Given entries
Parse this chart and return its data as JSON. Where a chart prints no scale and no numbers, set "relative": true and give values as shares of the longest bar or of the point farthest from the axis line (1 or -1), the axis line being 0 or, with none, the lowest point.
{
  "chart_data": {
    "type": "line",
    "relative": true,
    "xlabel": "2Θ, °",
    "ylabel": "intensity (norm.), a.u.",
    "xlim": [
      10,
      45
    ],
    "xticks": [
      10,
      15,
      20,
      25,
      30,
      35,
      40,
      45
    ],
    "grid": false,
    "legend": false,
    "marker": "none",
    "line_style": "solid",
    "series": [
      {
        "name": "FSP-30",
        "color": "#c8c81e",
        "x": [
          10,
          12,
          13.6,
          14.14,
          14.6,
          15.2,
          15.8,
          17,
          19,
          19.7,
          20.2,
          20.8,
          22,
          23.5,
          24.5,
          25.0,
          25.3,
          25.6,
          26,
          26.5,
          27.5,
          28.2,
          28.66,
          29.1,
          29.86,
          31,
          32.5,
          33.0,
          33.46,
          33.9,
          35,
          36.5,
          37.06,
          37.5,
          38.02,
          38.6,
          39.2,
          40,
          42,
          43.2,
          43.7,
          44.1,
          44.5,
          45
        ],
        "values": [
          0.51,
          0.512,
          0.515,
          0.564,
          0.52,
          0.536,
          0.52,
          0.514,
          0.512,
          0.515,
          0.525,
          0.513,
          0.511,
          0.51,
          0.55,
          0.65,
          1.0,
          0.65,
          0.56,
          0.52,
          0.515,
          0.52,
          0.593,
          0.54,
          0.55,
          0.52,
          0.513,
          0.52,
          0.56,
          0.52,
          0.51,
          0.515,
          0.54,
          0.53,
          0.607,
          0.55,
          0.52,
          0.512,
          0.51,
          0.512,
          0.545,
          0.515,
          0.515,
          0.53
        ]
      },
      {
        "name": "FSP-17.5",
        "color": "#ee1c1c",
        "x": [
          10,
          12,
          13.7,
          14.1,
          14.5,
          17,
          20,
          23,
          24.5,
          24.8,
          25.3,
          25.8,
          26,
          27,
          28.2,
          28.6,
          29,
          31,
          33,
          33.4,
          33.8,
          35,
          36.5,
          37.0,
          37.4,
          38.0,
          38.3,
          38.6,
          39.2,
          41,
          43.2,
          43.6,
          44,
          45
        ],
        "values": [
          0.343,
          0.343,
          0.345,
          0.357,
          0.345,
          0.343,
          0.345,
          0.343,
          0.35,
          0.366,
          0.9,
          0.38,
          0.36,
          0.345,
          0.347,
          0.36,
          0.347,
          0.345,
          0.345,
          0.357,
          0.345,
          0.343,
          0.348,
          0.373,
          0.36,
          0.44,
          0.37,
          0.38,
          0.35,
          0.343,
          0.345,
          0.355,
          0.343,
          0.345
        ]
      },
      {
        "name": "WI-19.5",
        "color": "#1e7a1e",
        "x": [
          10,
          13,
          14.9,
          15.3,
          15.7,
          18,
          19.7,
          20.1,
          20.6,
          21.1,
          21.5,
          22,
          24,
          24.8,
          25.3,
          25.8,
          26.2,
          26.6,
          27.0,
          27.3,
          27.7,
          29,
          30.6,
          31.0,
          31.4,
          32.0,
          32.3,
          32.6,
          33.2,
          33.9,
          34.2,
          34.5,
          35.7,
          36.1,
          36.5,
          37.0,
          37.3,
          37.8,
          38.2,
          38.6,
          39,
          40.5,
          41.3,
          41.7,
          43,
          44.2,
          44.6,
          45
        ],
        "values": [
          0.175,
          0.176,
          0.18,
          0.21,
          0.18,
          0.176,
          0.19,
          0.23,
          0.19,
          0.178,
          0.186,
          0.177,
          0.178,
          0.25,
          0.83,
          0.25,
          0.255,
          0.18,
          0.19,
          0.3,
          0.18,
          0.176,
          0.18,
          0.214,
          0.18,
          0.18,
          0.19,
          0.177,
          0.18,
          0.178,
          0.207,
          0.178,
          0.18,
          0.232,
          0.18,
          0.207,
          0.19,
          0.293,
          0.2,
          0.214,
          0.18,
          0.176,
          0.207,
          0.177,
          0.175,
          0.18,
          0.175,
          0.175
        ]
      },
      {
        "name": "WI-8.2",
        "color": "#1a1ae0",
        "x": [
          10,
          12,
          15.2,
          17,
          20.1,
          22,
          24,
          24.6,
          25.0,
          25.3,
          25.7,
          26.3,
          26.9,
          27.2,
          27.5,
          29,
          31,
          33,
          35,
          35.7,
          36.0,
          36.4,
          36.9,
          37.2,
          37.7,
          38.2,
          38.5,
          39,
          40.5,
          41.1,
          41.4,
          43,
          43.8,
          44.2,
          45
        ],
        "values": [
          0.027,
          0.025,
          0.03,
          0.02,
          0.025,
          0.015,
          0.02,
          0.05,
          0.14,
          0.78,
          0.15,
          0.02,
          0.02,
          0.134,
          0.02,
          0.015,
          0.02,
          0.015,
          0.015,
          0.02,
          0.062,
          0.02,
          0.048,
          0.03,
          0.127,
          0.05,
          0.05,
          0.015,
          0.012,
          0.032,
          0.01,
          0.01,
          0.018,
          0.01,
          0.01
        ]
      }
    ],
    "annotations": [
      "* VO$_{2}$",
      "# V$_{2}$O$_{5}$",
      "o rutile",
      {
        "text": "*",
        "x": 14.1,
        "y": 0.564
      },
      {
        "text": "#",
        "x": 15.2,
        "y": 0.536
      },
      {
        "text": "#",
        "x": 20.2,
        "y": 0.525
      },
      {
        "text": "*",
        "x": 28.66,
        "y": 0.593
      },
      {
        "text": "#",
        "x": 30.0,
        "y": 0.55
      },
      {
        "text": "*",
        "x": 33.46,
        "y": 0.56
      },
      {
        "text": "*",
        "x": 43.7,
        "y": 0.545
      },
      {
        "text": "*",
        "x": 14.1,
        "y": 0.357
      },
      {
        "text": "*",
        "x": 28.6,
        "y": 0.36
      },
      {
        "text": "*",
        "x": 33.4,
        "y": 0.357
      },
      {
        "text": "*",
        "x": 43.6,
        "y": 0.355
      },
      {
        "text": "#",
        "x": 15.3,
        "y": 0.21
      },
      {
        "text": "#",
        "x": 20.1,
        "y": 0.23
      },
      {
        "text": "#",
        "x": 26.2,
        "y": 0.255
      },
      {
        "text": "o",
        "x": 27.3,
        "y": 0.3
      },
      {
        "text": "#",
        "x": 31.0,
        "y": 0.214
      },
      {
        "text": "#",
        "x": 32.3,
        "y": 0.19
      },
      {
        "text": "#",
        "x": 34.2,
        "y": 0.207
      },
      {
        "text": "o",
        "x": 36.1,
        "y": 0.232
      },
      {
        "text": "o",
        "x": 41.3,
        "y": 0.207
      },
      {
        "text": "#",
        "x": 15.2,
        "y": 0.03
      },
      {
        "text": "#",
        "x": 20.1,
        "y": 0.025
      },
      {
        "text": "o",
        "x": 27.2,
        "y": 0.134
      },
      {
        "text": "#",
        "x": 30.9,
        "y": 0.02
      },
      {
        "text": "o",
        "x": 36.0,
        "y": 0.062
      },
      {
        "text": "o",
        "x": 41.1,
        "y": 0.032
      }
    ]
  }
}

Instructions for the task
Each line in the material above must be retyped without alteration.

The reply
Parse this chart and return its data as JSON. Where a chart prints no scale and no numbers, set "relative": true and give values as shares of the longest bar or of the point farthest from the axis line (1 or -1), the axis line being 0 or, with none, the lowest point.
{
  "chart_data": {
    "type": "line",
    "relative": true,
    "xlabel": "2Θ, °",
    "ylabel": "intensity (norm.), a.u.",
    "xlim": [
      10,
      45
    ],
    "xticks": [
      10,
      15,
      20,
      25,
      30,
      35,
      40,
      45
    ],
    "grid": false,
    "legend": false,
    "marker": "none",
    "line_style": "solid",
    "series": [
      {
        "name": "FSP-30",
        "color": "#c8c81e",
        "x": [
          10,
          12,
          13.6,
          14.14,
          14.6,
          15.2,
          15.8,
          17,
          19,
          19.7,
          20.2,
          20.8,
          22,
          23.5,
          24.5,
          25.0,
          25.3,
          25.6,
          26,
          26.5,
          27.5,
          28.2,
          28.66,
          29.1,
          29.86,
          31,
          32.5,
          33.0,
          33.46,
          33.9,
          35,
          36.5,
          37.06,
          37.5,
          38.02,
          38.6,
          39.2,
          40,
          42,
          43.2,
          43.7,
          44.1,
          44.5,
          45
        ],
        "values": [
          0.51,
          0.512,
          0.515,
          0.564,
          0.52,
          0.536,
          0.52,
          0.514,
          0.512,
          0.515,
          0.525,
          0.513,
          0.511,
          0.51,
          0.55,
          0.65,
          1.0,
          0.65,
          0.56,
          0.52,
          0.515,
          0.52,
          0.593,
          0.54,
          0.55,
          0.52,
          0.513,
          0.52,
          0.56,
          0.52,
          0.51,
          0.515,
          0.54,
          0.53,
          0.607,
          0.55,
          0.52,
          0.512,
          0.51,
          0.512,
          0.545,
          0.515,
          0.515,
          0.53
        ]
      },
      {
        "name": "FSP-17.5",
        "color": "#ee1c1c",
        "x": [
          10,
          12,
          13.7,
          14.1,
          14.5,
          17,
          20,
          23,
          24.5,
          24.8,
          25.3,
          25.8,
          26,
          27,
          28.2,
          28.6,
          29,
          31,
          33,
          33.4,
          33.8,
          35,
          36.5,
          37.0,
          37.4,
          38.0,
          38.3,
          38.6,
          39.2,
          41,
          43.2,
          43.6,
          44,
          45
        ],
        "values": [
          0.343,
          0.343,
          0.345,
          0.357,
          0.345,
          0.343,
          0.345,
          0.343,
          0.35,
          0.366,
          0.9,
          0.38,
          0.36,
          0.345,
          0.347,
          0.36,
          0.347,
          0.345,
          0.345,
          0.357,
          0.345,
          0.343,
          0.348,
          0.373,
          0.36,
          0.44,
          0.37,
          0.38,
          0.35,
          0.343,
          0.345,
          0.355,
          0.343,
          0.345
        ]
      },
      {
        "name": "WI-19.5",
        "color": "#1e7a1e",
        "x": [
          10,
          13,
          14.9,
          15.3,
          15.7,
          18,
          19.7,
          20.1,
          20.6,
          21.1,
          21.5,
          22,
          24,
          24.8,
          25.3,
          25.8,
          26.2,
          26.6,
          27.0,
          27.3,
          27.7,
          29,
          30.6,
          31.0,
          31.4,
          32.0,
          32.3,
          32.6,
          33.2,
          33.9,
          34.2,
          34.5,
          35.7,
          36.1,
          36.5,
          37.0,
          37.3,
          37.8,
          38.2,
          38.6,
          39,
          40.5,
          41.3,
          41.7,
          43,
          44.2,
          44.6,
          45
        ],
        "values": [
          0.175,
          0.176,
          0.18,
          0.21,
          0.18,
          0.176,
          0.19,
          0.23,
          0.19,
          0.178,
          0.186,
          0.177,
          0.178,
          0.25,
          0.83,
          0.25,
          0.255,
          0.18,
          0.19,
          0.3,
          0.18,
          0.176,
          0.18,
          0.214,
          0.18,
          0.18,
          0.19,
          0.177,
          0.18,
          0.178,
          0.207,
          0.178,
          0.18,
          0.232,
          0.18,
          0.207,
          0.19,
          0.293,
          0.2,
          0.214,
          0.18,
          0.176,
          0.207,
          0.177,
          0.175,
          0.18,
          0.175,
          0.175
        ]
      },
      {
        "name": "WI-8.2",
        "color": "#1a1ae0",
        "x": [
          10,
          12,
          15.2,
          17,
          20.1,
          22,
          24,
          24.6,
          25.0,
          25.3,
          25.7,
          26.3,
          26.9,
          27.2,
          27.5,
          29,
          31,
          33,
          35,
          35.7,
          36.0,
          36.4,
          36.9,
          37.2,
          37.7,
          38.2,
          38.5,
          39,
          40.5,
          41.1,
          41.4,
          43,
          43.8,
          44.2,
          45
        ],
        "values": [
          0.027,
          0.025,
          0.03,
          0.02,
          0.025,
          0.015,
          0.02,
          0.05,
          0.14,
          0.78,
          0.15,
          0.02,
          0.02,
          0.134,
          0.02,
          0.015,
          0.02,
          0.015,
          0.015,
          0.02,
          0.062,
          0.02,
          0.048,
          0.03,
          0.127,
          0.05,
          0.05,
          0.015,
          0.012,
          0.032,
          0.01,
          0.01,
          0.018,
          0.01,
          0.01
        ]
      }
    ],
    "annotations": [
      "* VO$_{2}$",
      "# V$_{2}$O$_{5}$",
      "o rutile",
      {
        "text": "*",
        "x": 14.1,
        "y": 0.564
      },
      {
        "text": "#",
        "x": 15.2,
        "y": 0.536
      },
      {
        "text": "#",
        "x": 20.2,
        "y": 0.525
      },
      {
        "text": "*",
        "x": 28.66,
        "y": 0.593
      },
      {
        "text": "#",
        "x": 30.0,
        "y": 0.55
      },
      {
        "text": "*",
        "x": 33.46,
        "y": 0.56
      },
      {
        "text": "*",
        "x": 43.7,
        "y": 0.545
      },
      {
        "text": "*",
        "x": 14.1,
        "y": 0.357
      },
      {
        "text": "*",
        "x": 28.6,
        "y": 0.36
      },
      {
        "text": "*",
        "x": 33.4,
        "y": 0.357
      },
      {
        "text": "*",
        "x": 43.6,
        "y": 0.355
      },
      {
        "text": "#",
        "x": 15.3,
        "y": 0.21
      },
      {
        "text": "#",
        "x": 20.1,
        "y": 0.23
      },
      {
        "text": "#",
        "x": 26.2,
        "y": 0.255
      },
      {
        "text": "o",
        "x": 27.3,
        "y": 0.3
      },
      {
        "text": "#",
        "x": 31.0,
        "y": 0.214
      },
      {
        "text": "#",
        "x": 32.3,
        "y": 0.19
      },
      {
        "text": "#",
        "x": 34.2,
        "y": 0.207
      },
      {
        "text": "o",
        "x": 36.1,
        "y": 0.232
      },
      {
        "text": "o",
        "x": 41.3,
        "y": 0.207
      },
      {
        "text": "#",
        "x": 15.2,
        "y": 0.03
      },
      {
        "text": "#",
        "x": 20.1,
        "y": 0.025
      },
      {
        "text": "o",
        "x": 27.2,
        "y": 0.134
      },
      {
        "text": "#",
        "x": 30.9,
        "y": 0.02
      },
      {
        "text": "o",
        "x": 36.0,
        "y": 0.062
      },
      {
        "text": "o",
        "x": 41.1,
        "y": 0.032
      }
    ]
  }
}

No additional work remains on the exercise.